* BEGIN Data shown *
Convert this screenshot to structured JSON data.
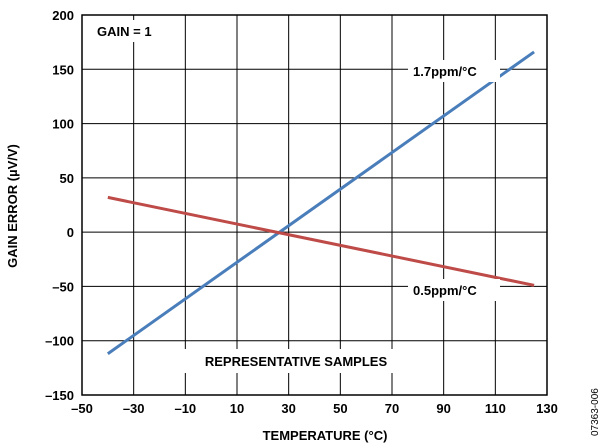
{
  "chart_data": {
    "type": "line",
    "xlabel": "TEMPERATURE (°C)",
    "ylabel": "GAIN ERROR (µV/V)",
    "xlim": [
      -50,
      130
    ],
    "ylim": [
      -150,
      200
    ],
    "x_ticks": [
      "–50",
      "–30",
      "–10",
      "10",
      "30",
      "50",
      "70",
      "90",
      "110",
      "130"
    ],
    "y_ticks": [
      "200",
      "150",
      "100",
      "50",
      "0",
      "–50",
      "–100",
      "–150"
    ],
    "grid": true,
    "series": [
      {
        "name": "1.7ppm/°C",
        "color": "#4a7ebb",
        "x": [
          -40,
          125
        ],
        "y": [
          -112,
          166
        ]
      },
      {
        "name": "0.5ppm/°C",
        "color": "#be4b48",
        "x": [
          -40,
          125
        ],
        "y": [
          32,
          -49
        ]
      }
    ],
    "annotations": {
      "gain": "GAIN = 1",
      "samples": "REPRESENTATIVE SAMPLES"
    },
    "figure_code": "07363-006"
  }
}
* END Data shown *
* _Instruction_: Omit the pictures and reproduce the listing exactly.

* _Full answer_:
Convert this screenshot to structured JSON data.
{
  "chart_data": {
    "type": "line",
    "xlabel": "TEMPERATURE (°C)",
    "ylabel": "GAIN ERROR (µV/V)",
    "xlim": [
      -50,
      130
    ],
    "ylim": [
      -150,
      200
    ],
    "x_ticks": [
      "–50",
      "–30",
      "–10",
      "10",
      "30",
      "50",
      "70",
      "90",
      "110",
      "130"
    ],
    "y_ticks": [
      "200",
      "150",
      "100",
      "50",
      "0",
      "–50",
      "–100",
      "–150"
    ],
    "grid": true,
    "series": [
      {
        "name": "1.7ppm/°C",
        "color": "#4a7ebb",
        "x": [
          -40,
          125
        ],
        "y": [
          -112,
          166
        ]
      },
      {
        "name": "0.5ppm/°C",
        "color": "#be4b48",
        "x": [
          -40,
          125
        ],
        "y": [
          32,
          -49
        ]
      }
    ],
    "annotations": {
      "gain": "GAIN = 1",
      "samples": "REPRESENTATIVE SAMPLES"
    },
    "figure_code": "07363-006"
  }
}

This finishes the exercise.